■ Provided entries ■
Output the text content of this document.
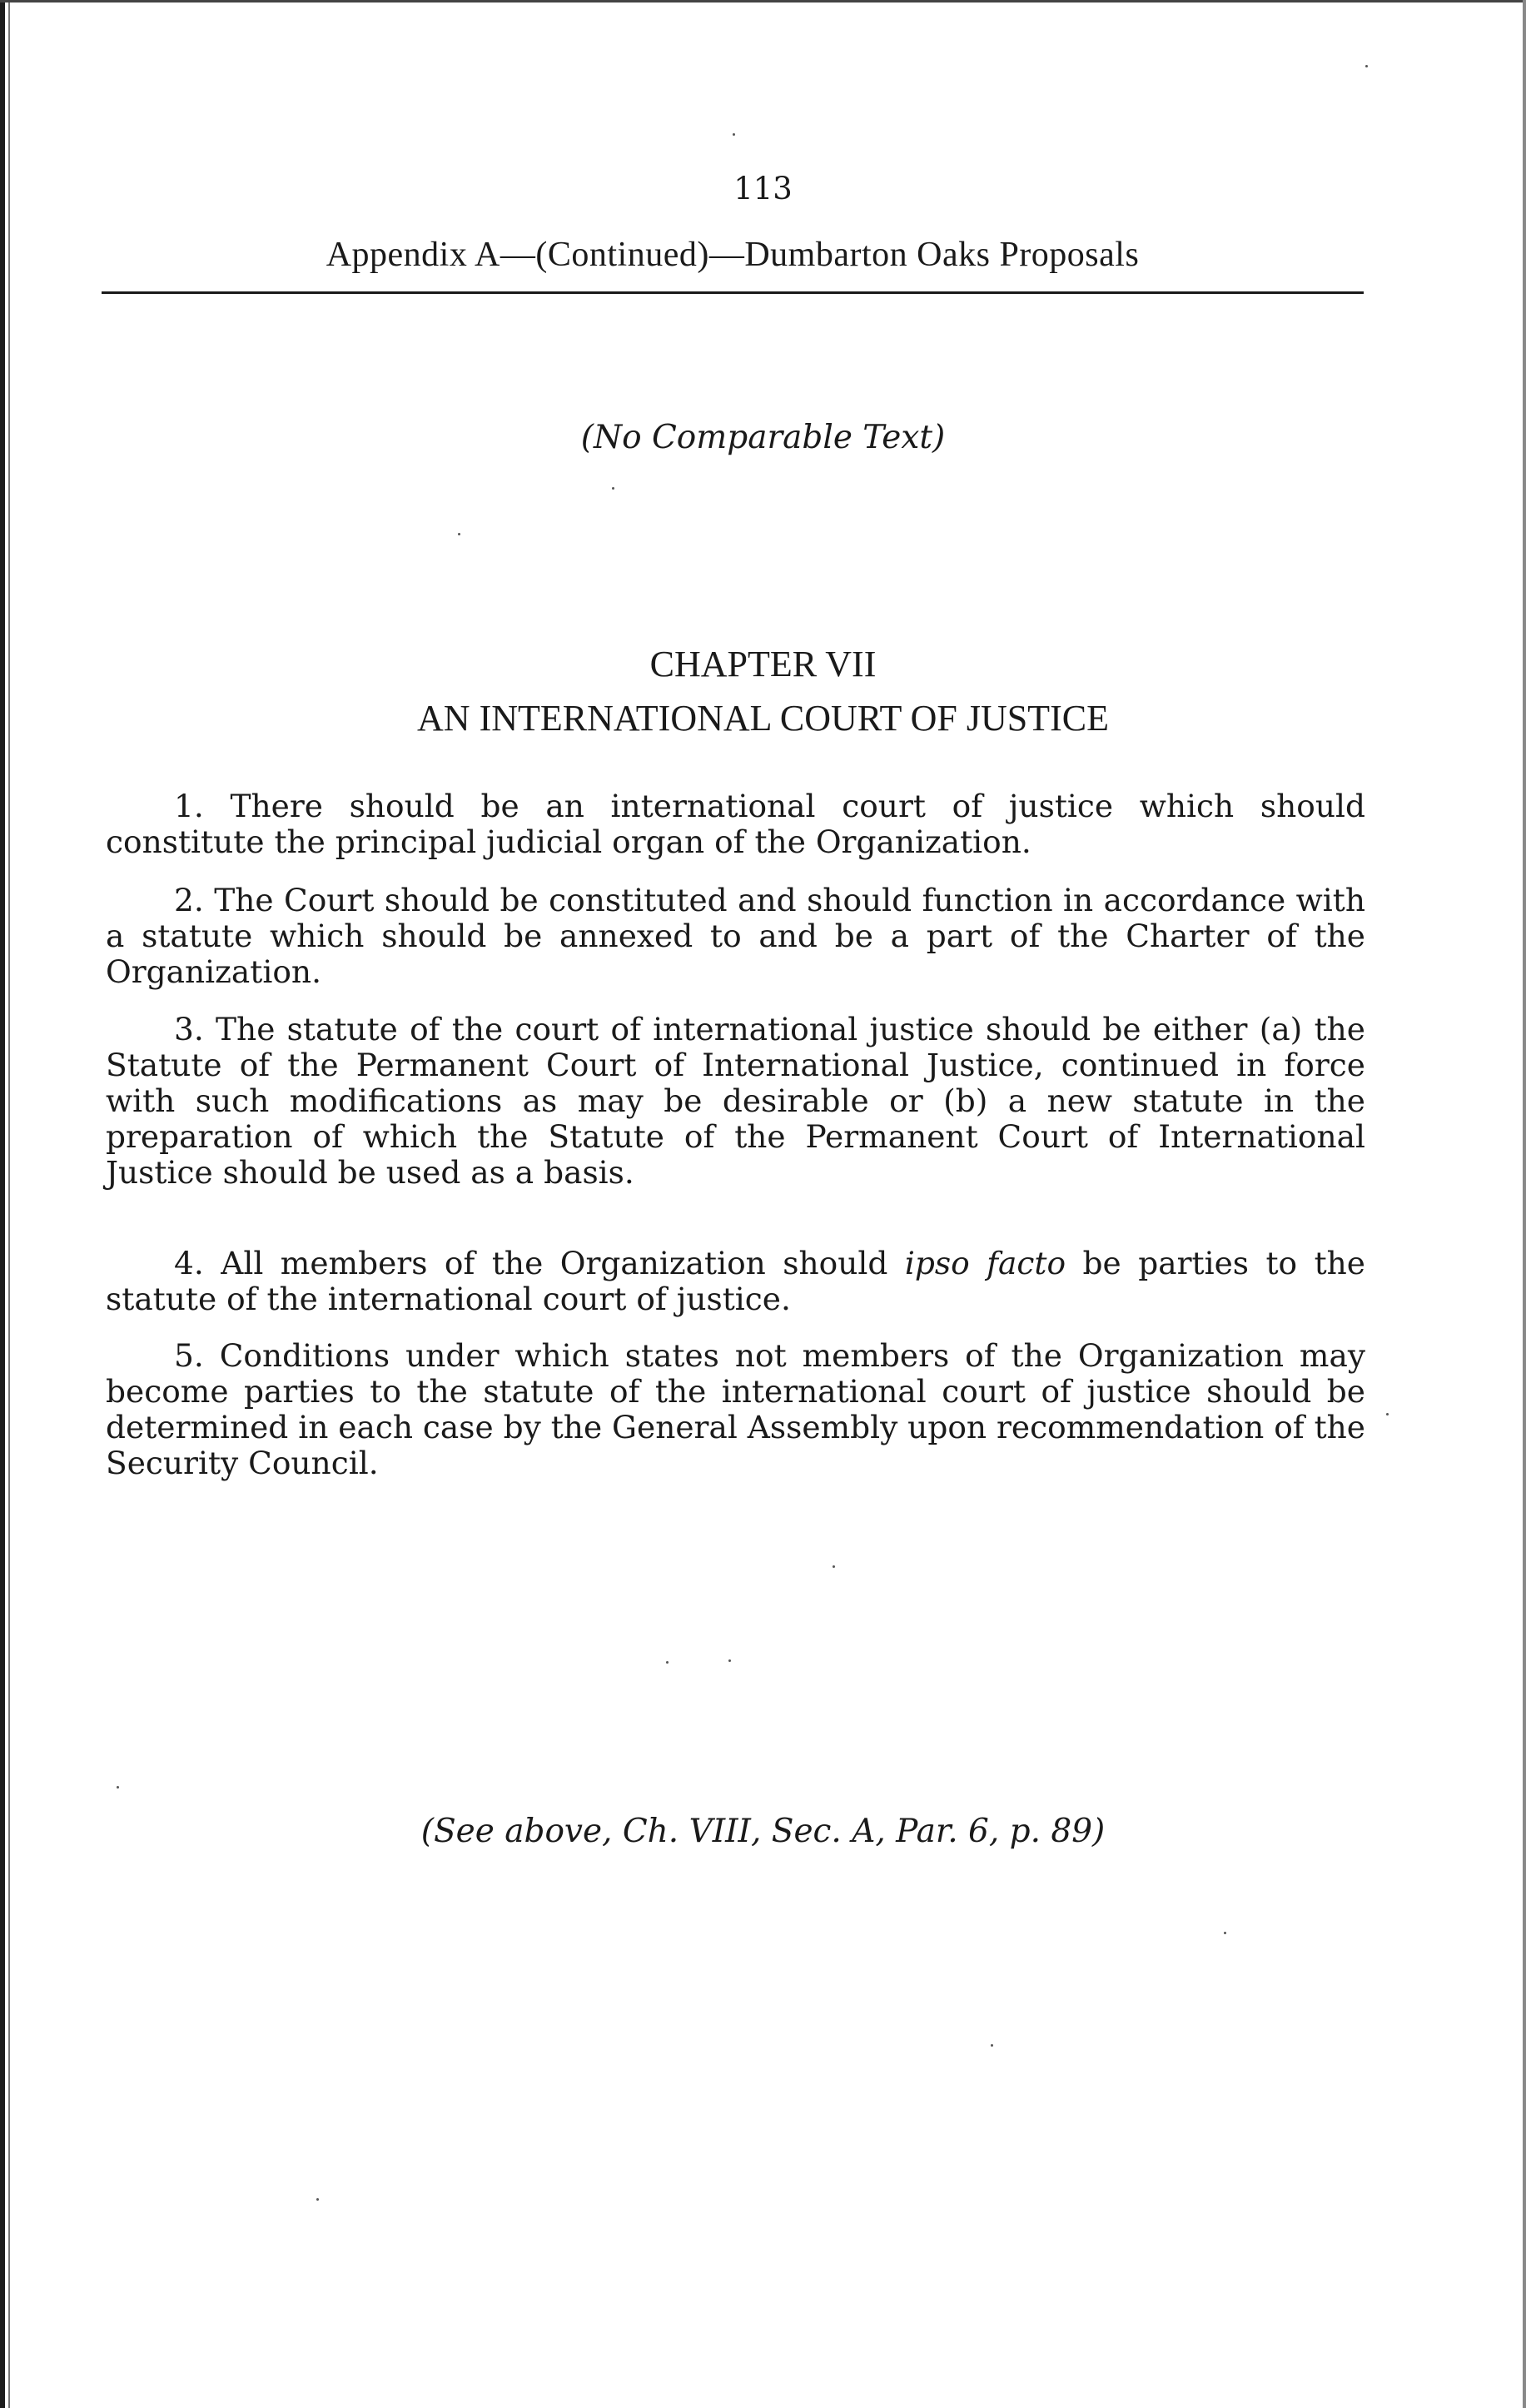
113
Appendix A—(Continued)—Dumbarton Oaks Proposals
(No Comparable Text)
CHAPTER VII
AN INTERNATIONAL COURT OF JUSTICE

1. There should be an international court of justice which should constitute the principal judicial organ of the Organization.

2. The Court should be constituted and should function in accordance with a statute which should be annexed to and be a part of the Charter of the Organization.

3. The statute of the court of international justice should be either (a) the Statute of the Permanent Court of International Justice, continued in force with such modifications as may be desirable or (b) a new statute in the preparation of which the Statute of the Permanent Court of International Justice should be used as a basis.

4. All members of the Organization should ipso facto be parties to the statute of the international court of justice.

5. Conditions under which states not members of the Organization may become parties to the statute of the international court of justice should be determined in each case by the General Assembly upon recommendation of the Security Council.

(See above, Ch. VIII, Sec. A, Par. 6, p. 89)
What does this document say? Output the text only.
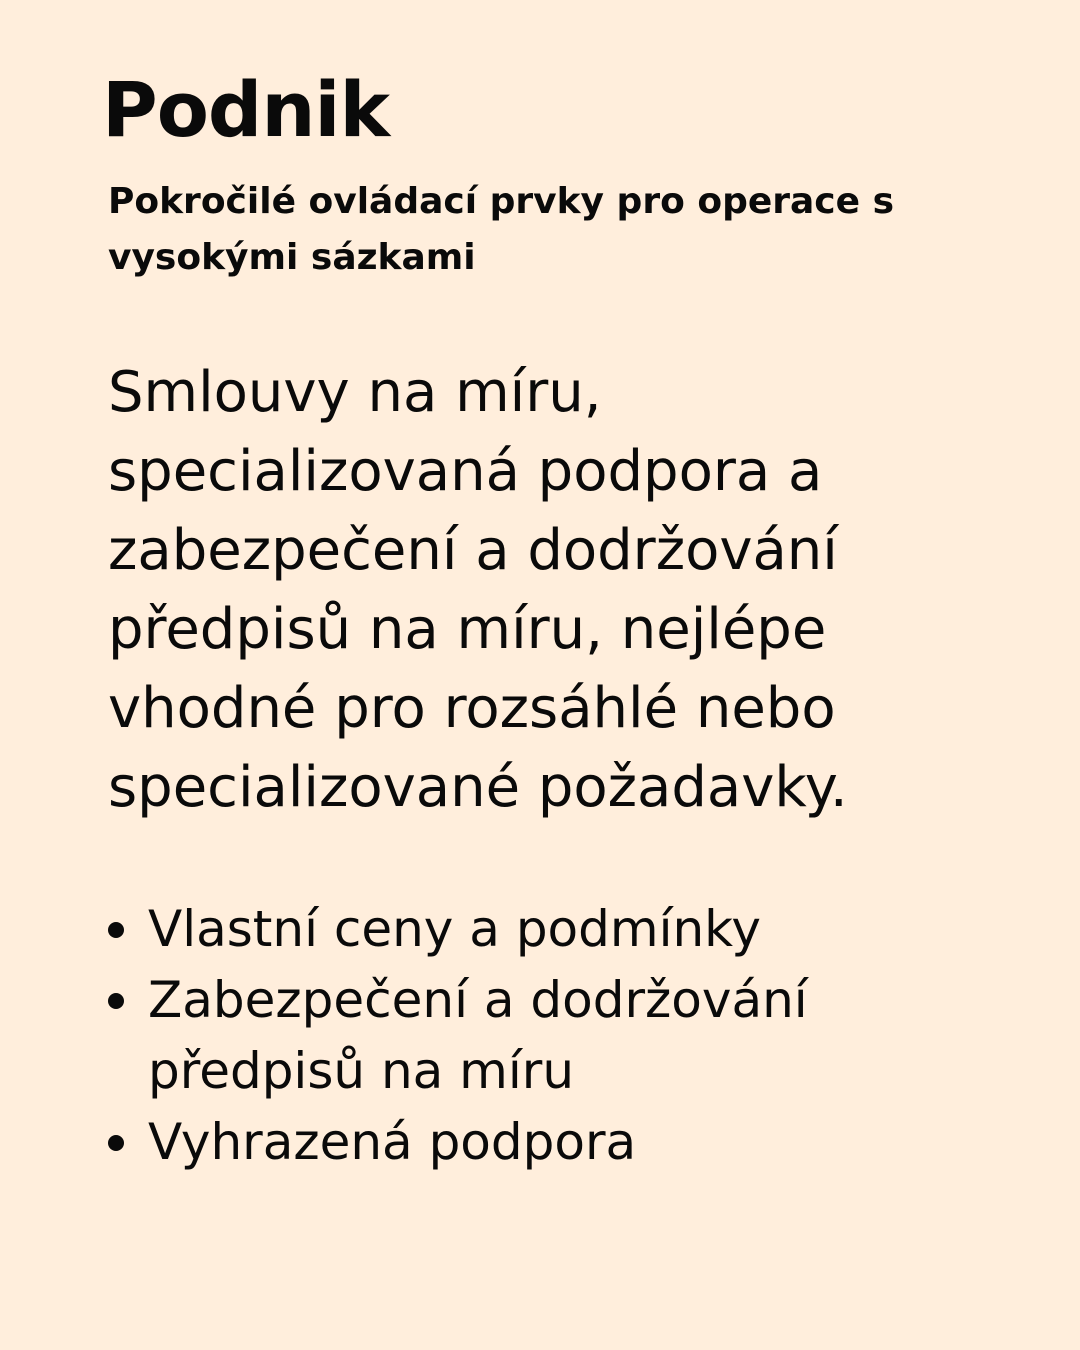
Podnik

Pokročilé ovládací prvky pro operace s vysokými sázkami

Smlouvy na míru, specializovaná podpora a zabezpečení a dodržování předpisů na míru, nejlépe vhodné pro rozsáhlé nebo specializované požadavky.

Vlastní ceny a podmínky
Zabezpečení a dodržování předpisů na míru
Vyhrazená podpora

■ Short problem ■
Repeat the lines above exactly, and keep every picture out.

■ Solved problem ■
Output the text content of this document.
113
Appendix A—(Continued)—Dumbarton Oaks Proposals
(No Comparable Text)
CHAPTER VII
AN INTERNATIONAL COURT OF JUSTICE

1. There should be an international court of justice which should constitute the principal judicial organ of the Organization.

2. The Court should be constituted and should function in accordance with a statute which should be annexed to and be a part of the Charter of the Organization.

3. The statute of the court of international justice should be either (a) the Statute of the Permanent Court of International Justice, continued in force with such modifications as may be desirable or (b) a new statute in the preparation of which the Statute of the Permanent Court of International Justice should be used as a basis.

4. All members of the Organization should ipso facto be parties to the statute of the international court of justice.

5. Conditions under which states not members of the Organization may become parties to the statute of the international court of justice should be determined in each case by the General Assembly upon recommendation of the Security Council.

(See above, Ch. VIII, Sec. A, Par. 6, p. 89)
What does this document say? Output the text only.
Podnik

Pokročilé ovládací prvky pro operace s vysokými sázkami

Smlouvy na míru, specializovaná podpora a zabezpečení a dodržování předpisů na míru, nejlépe vhodné pro rozsáhlé nebo specializované požadavky.

Vlastní ceny a podmínky
Zabezpečení a dodržování předpisů na míru
Vyhrazená podpora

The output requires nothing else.